▸ Exercise aim
Write out each line of the listing as it stands, without the images.

▸ Dataset items
———
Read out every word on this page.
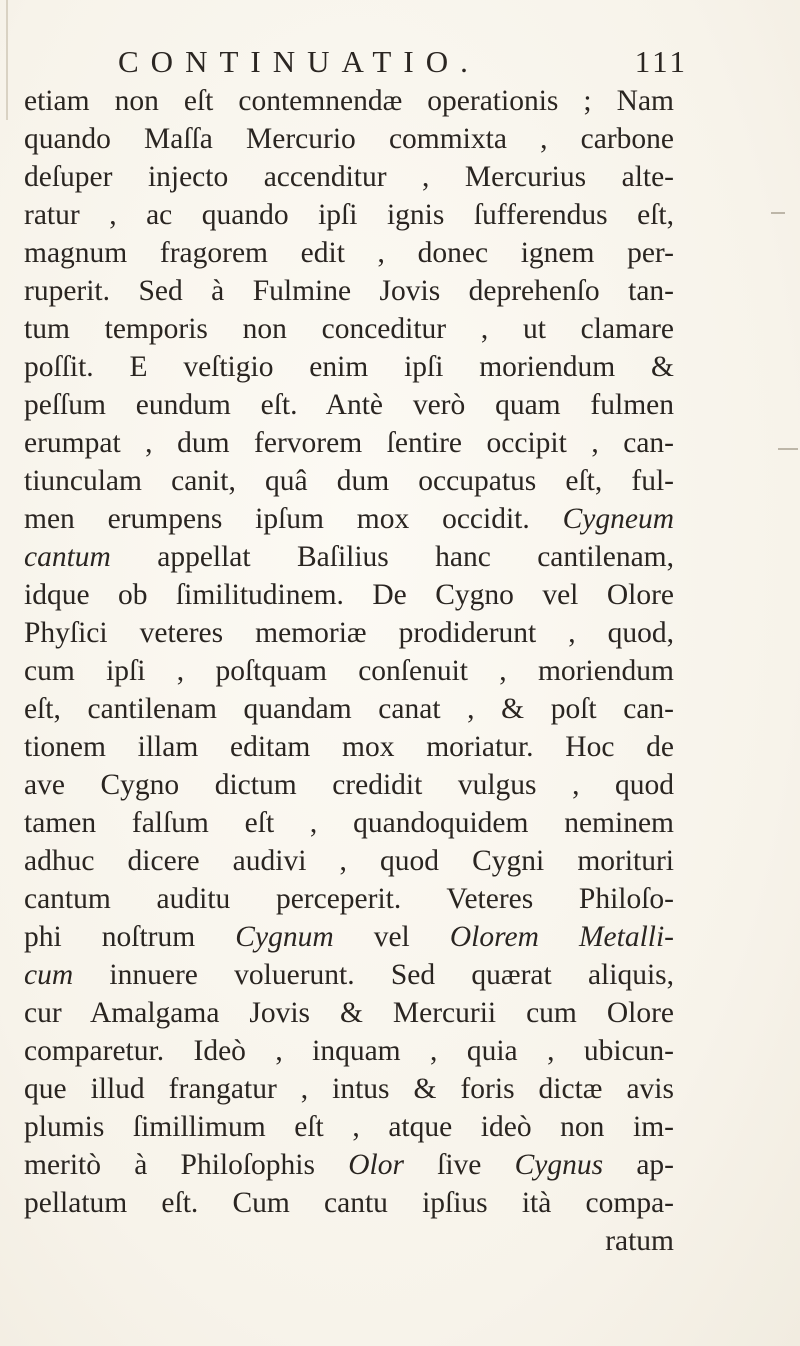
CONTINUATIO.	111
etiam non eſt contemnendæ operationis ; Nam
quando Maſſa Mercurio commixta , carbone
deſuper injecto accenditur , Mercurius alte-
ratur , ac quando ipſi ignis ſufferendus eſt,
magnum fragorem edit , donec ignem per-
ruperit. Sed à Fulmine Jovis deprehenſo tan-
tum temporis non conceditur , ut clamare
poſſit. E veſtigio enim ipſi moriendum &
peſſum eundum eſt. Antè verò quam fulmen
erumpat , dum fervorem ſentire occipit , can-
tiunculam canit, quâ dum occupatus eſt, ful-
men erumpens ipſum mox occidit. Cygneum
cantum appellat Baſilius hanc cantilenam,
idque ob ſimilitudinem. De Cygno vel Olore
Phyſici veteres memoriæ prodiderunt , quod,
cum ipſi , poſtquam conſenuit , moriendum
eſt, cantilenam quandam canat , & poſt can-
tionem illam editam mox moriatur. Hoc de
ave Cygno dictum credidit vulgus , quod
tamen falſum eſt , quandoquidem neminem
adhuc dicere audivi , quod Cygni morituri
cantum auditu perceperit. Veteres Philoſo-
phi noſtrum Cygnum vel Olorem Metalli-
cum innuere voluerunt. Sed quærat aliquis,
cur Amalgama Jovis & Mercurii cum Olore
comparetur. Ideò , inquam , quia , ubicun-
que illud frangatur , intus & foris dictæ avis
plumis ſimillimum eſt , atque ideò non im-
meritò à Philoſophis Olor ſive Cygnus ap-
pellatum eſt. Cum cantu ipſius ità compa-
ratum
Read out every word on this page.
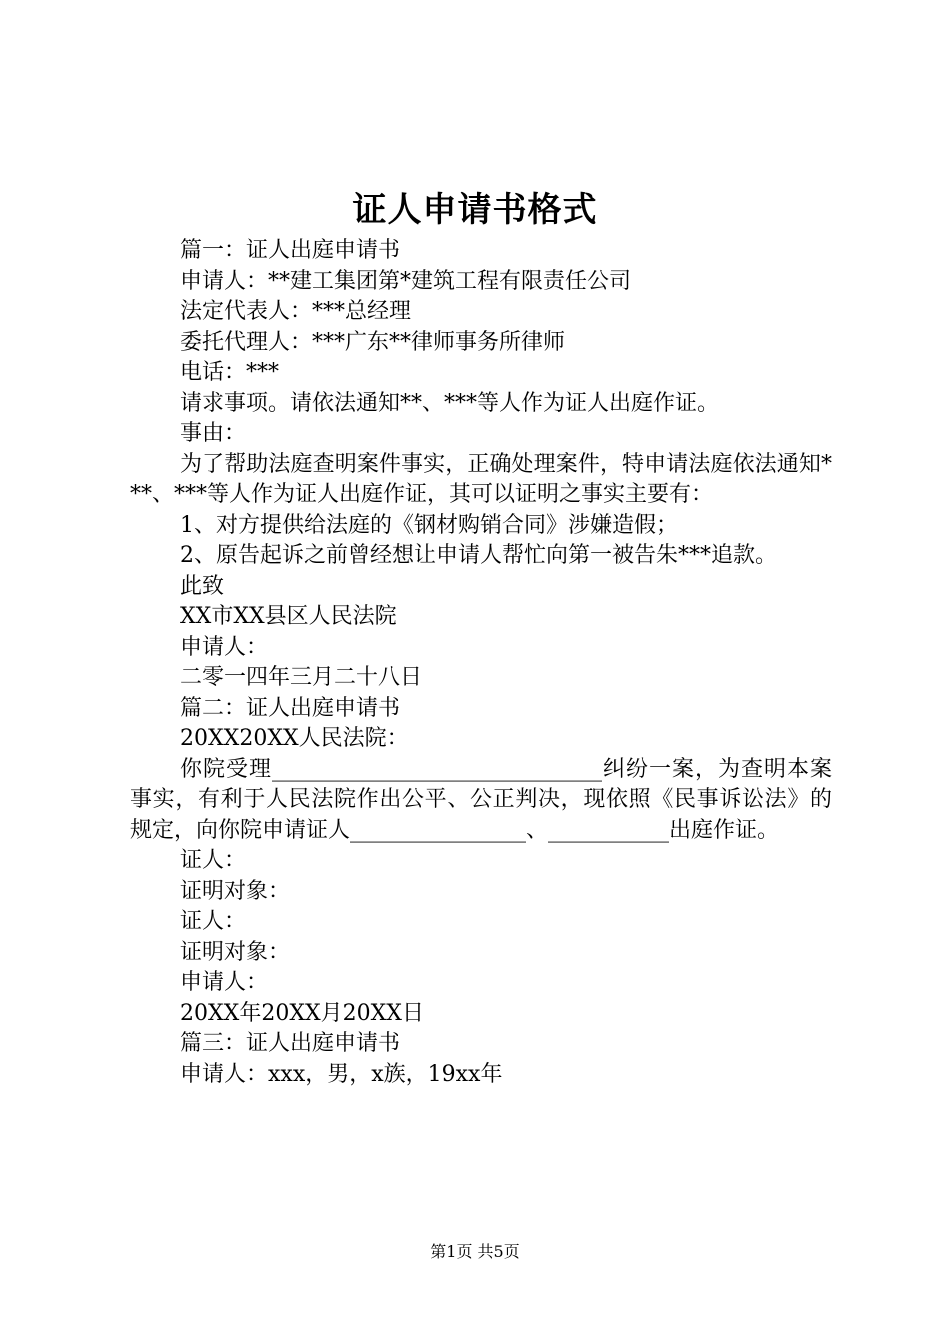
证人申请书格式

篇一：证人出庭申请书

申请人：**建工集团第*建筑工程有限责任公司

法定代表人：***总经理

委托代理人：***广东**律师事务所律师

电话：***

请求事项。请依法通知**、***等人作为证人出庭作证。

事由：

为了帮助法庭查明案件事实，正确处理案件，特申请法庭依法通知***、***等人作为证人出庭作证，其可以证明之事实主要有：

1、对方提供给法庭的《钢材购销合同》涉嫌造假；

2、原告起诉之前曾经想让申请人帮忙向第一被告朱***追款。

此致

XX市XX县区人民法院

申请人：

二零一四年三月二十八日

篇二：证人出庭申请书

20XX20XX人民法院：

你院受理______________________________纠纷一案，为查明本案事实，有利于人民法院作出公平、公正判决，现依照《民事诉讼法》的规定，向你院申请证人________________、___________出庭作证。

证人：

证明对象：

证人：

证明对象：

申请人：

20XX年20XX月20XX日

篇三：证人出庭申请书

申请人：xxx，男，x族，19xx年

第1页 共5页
———
▸ Exercise output
Read out every word on this page.
CONTINUATIO.	111
etiam non eſt contemnendæ operationis ; Nam
quando Maſſa Mercurio commixta , carbone
deſuper injecto accenditur , Mercurius alte-
ratur , ac quando ipſi ignis ſufferendus eſt,
magnum fragorem edit , donec ignem per-
ruperit. Sed à Fulmine Jovis deprehenſo tan-
tum temporis non conceditur , ut clamare
poſſit. E veſtigio enim ipſi moriendum &
peſſum eundum eſt. Antè verò quam fulmen
erumpat , dum fervorem ſentire occipit , can-
tiunculam canit, quâ dum occupatus eſt, ful-
men erumpens ipſum mox occidit. Cygneum
cantum appellat Baſilius hanc cantilenam,
idque ob ſimilitudinem. De Cygno vel Olore
Phyſici veteres memoriæ prodiderunt , quod,
cum ipſi , poſtquam conſenuit , moriendum
eſt, cantilenam quandam canat , & poſt can-
tionem illam editam mox moriatur. Hoc de
ave Cygno dictum credidit vulgus , quod
tamen falſum eſt , quandoquidem neminem
adhuc dicere audivi , quod Cygni morituri
cantum auditu perceperit. Veteres Philoſo-
phi noſtrum Cygnum vel Olorem Metalli-
cum innuere voluerunt. Sed quærat aliquis,
cur Amalgama Jovis & Mercurii cum Olore
comparetur. Ideò , inquam , quia , ubicun-
que illud frangatur , intus & foris dictæ avis
plumis ſimillimum eſt , atque ideò non im-
meritò à Philoſophis Olor ſive Cygnus ap-
pellatum eſt. Cum cantu ipſius ità compa-
ratum
Read out every word on this page.
证人申请书格式

篇一：证人出庭申请书

申请人：**建工集团第*建筑工程有限责任公司

法定代表人：***总经理

委托代理人：***广东**律师事务所律师

电话：***

请求事项。请依法通知**、***等人作为证人出庭作证。

事由：

为了帮助法庭查明案件事实，正确处理案件，特申请法庭依法通知***、***等人作为证人出庭作证，其可以证明之事实主要有：

1、对方提供给法庭的《钢材购销合同》涉嫌造假；

2、原告起诉之前曾经想让申请人帮忙向第一被告朱***追款。

此致

XX市XX县区人民法院

申请人：

二零一四年三月二十八日

篇二：证人出庭申请书

20XX20XX人民法院：

你院受理______________________________纠纷一案，为查明本案事实，有利于人民法院作出公平、公正判决，现依照《民事诉讼法》的规定，向你院申请证人________________、___________出庭作证。

证人：

证明对象：

证人：

证明对象：

申请人：

20XX年20XX月20XX日

篇三：证人出庭申请书

申请人：xxx，男，x族，19xx年

第1页 共5页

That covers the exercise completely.